[[ Text, beginning ]]

The big question is why did DS2 design its technology so that it doesn’t nicely coexist with HomePlug?
It’s not as if DS2 doesn’t know what it takes to have its 200 Mbps technology coexist with both the
installed base of HomePlug 1.0 and 1.0 plus Turbo products. After all, DS2 joined the HomePlug board at
the beginning of 2004 (but at some point left both the board and HomePlug entirely).
What we have here is yet another case of a grab for marketshare using incompatibility with a competitive
technology as a weapon. And, as usual, the consumer is once again thrown into the middle. Granted, that
AV200 products aren’t intended to be a big retail item. But consumers could be put into the position of
having to throw out any HomePlug products they have when they sign up for an IPTV service that uses
DS2-based powerline technology to distribute the service throughout a home.
As much as DS2 and HomePlug wish the other would go away, both are probably going to be around for
the foreseeable future. HomePlug AV - which incidentally doesn’t interoperate with HomePlug 1.0 and
Turbo, but cooperates with them to share bandwidth - will eventually make it out of the labs and into
consumer homes. Indications are that the HomePlug AV and DS2 technologies will battle each other for
powerline bandwidth even more severely than has been shown for HomePlug 1.0 / Turbo and DS2. So all
companies involved are going to need to confront this issue in a more constructive way or face consumer
(and hopefully service provider) resistance.

[[ Text, end ]]

Tasks for this exercise
(1) Reproduce the passage on DS2 and HomePlug starting at "As much as DS2" and ending at "service provider) resistance.".
(2) Translate this sentence from the commentary on DS2 and HomePlug into Spanish: "As much as DS2 and HomePlug wish the other would go away, both are probably going to be around for the foreseeable future."
(3) Write what comes next in the commentary on DS2 and HomePlug, picking up after its final sentence.
The rows that come next are not needed.

[[ Entries shown, beginning ]]

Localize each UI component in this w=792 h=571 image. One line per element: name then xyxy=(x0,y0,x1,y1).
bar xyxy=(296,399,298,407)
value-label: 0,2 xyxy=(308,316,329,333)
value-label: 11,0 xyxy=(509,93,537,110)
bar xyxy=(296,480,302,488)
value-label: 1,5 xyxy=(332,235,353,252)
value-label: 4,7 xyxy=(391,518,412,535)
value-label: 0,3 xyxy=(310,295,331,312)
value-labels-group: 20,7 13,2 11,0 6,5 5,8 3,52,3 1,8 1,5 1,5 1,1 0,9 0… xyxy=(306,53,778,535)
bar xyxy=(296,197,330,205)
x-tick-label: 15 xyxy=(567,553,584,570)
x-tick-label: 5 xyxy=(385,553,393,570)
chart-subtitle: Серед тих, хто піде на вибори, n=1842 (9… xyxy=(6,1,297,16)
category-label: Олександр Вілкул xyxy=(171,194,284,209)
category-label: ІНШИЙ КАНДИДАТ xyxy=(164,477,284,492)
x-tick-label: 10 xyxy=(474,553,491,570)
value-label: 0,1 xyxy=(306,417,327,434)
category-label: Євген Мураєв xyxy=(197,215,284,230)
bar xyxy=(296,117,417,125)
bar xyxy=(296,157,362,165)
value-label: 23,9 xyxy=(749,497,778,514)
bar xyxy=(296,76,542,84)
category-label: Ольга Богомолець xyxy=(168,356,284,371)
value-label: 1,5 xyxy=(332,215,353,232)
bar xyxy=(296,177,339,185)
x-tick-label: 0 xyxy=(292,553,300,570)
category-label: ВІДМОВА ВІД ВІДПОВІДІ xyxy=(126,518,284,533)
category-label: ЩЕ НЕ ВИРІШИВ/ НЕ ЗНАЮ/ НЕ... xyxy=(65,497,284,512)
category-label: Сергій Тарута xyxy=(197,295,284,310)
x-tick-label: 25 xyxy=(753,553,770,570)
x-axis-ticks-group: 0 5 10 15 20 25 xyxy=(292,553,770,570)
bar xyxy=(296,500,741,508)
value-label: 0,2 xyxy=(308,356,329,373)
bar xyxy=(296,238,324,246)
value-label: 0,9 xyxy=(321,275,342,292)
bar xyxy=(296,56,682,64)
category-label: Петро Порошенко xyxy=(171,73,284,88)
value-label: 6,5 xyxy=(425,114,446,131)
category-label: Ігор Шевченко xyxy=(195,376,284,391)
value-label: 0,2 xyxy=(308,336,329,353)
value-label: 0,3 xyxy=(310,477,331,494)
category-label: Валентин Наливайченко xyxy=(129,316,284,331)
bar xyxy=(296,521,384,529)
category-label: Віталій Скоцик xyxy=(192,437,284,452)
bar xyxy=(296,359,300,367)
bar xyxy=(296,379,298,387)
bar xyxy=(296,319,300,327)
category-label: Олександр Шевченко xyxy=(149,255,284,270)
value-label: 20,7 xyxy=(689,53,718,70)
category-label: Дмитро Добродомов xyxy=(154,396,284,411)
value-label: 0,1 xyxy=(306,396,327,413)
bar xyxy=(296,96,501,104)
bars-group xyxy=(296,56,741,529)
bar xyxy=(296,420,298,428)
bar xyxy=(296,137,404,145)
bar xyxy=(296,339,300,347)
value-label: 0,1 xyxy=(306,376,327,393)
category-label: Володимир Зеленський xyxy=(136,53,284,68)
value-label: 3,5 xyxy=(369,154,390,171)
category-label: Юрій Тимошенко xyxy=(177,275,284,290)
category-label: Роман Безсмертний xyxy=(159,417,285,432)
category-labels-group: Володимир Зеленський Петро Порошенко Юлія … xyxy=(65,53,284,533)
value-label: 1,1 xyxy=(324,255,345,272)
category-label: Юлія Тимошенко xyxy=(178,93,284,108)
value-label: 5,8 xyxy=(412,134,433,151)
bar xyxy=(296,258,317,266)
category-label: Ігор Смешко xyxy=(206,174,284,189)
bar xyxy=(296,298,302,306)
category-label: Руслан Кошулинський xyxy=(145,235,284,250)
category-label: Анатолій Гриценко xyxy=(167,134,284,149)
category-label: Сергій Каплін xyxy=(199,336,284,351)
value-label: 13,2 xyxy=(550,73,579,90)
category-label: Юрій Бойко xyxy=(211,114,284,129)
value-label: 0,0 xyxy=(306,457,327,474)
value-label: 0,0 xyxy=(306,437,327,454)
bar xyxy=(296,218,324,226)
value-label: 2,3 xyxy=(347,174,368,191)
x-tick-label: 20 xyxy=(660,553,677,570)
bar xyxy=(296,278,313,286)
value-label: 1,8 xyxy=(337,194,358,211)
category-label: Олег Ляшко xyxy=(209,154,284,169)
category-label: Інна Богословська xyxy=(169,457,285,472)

[[ Entries shown, end ]]

Your written answers
(1)
As much as DS2 and HomePlug wish the other would go away, both are probably going to be around for
the foreseeable future. HomePlug AV - which incidentally doesn’t interoperate with HomePlug 1.0 and
Turbo, but cooperates with them to share bandwidth - will eventually make it out of the labs and into
consumer homes. Indications are that the HomePlug AV and DS2 technologies will battle each other for
powerline bandwidth even more severely than has been shown for HomePlug 1.0 / Turbo and DS2. So all
companies involved are going to need to confront this issue in a more constructive way or face consumer
(and hopefully service provider) resistance.

(2) Por mucho que DS2 y HomePlug deseen que el otro desaparezca, es probable que ambos sigan existiendo en el futuro previsible.

(3)
Fortunately, the new leadership in the HomePlug Alliance seems to understand what’s at stake and
recently announced a new “compliance, interoperability and coexistence program”. This initiative
includes working with the IEEE P1901 Work Group and European Telecommunications Standards
Institute (ETSI) Powerline Coexistence Work Group - the same groups that DS2 has been working with
on the same issues.
The good news from all of this is that there is a powerline-based networking alternative that appears to
be capable of supporting a few video streams and even some simultaneous good old data traffi c to boot.
Now if everyone would please just get along, maybe there will be room for everyone in the shiny, happy
powerline-networked streaming video future, eh?